Given exercise: Return the whole listing, keeping every character the same.

↓↓↓

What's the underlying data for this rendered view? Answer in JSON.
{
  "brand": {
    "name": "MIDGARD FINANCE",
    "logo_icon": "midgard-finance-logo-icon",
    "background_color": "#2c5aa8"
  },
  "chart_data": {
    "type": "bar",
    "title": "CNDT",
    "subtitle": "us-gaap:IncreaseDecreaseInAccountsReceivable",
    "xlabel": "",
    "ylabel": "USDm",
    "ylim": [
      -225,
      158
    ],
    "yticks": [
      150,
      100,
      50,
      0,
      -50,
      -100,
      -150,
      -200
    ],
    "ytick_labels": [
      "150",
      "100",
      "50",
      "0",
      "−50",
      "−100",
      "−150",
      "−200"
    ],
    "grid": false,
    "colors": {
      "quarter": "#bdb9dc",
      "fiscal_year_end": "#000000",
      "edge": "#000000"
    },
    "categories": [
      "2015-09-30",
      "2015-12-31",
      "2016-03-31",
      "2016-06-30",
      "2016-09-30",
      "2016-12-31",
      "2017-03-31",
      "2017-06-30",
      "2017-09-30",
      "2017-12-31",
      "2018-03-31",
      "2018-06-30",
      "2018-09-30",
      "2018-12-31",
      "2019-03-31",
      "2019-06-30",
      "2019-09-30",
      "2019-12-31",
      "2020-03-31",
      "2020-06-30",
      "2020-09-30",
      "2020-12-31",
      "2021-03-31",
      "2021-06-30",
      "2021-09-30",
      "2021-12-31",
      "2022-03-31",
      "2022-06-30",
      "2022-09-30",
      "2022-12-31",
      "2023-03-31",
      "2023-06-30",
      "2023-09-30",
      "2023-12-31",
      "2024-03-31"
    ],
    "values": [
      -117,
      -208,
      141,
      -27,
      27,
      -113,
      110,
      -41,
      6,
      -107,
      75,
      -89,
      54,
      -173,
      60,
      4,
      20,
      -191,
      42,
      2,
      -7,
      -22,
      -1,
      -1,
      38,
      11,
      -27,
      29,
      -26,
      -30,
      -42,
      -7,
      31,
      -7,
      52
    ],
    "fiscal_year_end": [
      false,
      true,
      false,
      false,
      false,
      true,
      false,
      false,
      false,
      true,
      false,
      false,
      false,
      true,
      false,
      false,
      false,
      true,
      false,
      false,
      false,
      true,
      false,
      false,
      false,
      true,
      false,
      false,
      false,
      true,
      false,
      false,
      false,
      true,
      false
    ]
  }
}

↑↑↑

Worked answer:
What's the underlying data for this rendered view? Answer in JSON.
{
  "brand": {
    "name": "MIDGARD FINANCE",
    "logo_icon": "midgard-finance-logo-icon",
    "background_color": "#2c5aa8"
  },
  "chart_data": {
    "type": "bar",
    "title": "CNDT",
    "subtitle": "us-gaap:IncreaseDecreaseInAccountsReceivable",
    "xlabel": "",
    "ylabel": "USDm",
    "ylim": [
      -225,
      158
    ],
    "yticks": [
      150,
      100,
      50,
      0,
      -50,
      -100,
      -150,
      -200
    ],
    "ytick_labels": [
      "150",
      "100",
      "50",
      "0",
      "−50",
      "−100",
      "−150",
      "−200"
    ],
    "grid": false,
    "colors": {
      "quarter": "#bdb9dc",
      "fiscal_year_end": "#000000",
      "edge": "#000000"
    },
    "categories": [
      "2015-09-30",
      "2015-12-31",
      "2016-03-31",
      "2016-06-30",
      "2016-09-30",
      "2016-12-31",
      "2017-03-31",
      "2017-06-30",
      "2017-09-30",
      "2017-12-31",
      "2018-03-31",
      "2018-06-30",
      "2018-09-30",
      "2018-12-31",
      "2019-03-31",
      "2019-06-30",
      "2019-09-30",
      "2019-12-31",
      "2020-03-31",
      "2020-06-30",
      "2020-09-30",
      "2020-12-31",
      "2021-03-31",
      "2021-06-30",
      "2021-09-30",
      "2021-12-31",
      "2022-03-31",
      "2022-06-30",
      "2022-09-30",
      "2022-12-31",
      "2023-03-31",
      "2023-06-30",
      "2023-09-30",
      "2023-12-31",
      "2024-03-31"
    ],
    "values": [
      -117,
      -208,
      141,
      -27,
      27,
      -113,
      110,
      -41,
      6,
      -107,
      75,
      -89,
      54,
      -173,
      60,
      4,
      20,
      -191,
      42,
      2,
      -7,
      -22,
      -1,
      -1,
      38,
      11,
      -27,
      29,
      -26,
      -30,
      -42,
      -7,
      31,
      -7,
      52
    ],
    "fiscal_year_end": [
      false,
      true,
      false,
      false,
      false,
      true,
      false,
      false,
      false,
      true,
      false,
      false,
      false,
      true,
      false,
      false,
      false,
      true,
      false,
      false,
      false,
      true,
      false,
      false,
      false,
      true,
      false,
      false,
      false,
      true,
      false,
      false,
      false,
      true,
      false
    ]
  }
}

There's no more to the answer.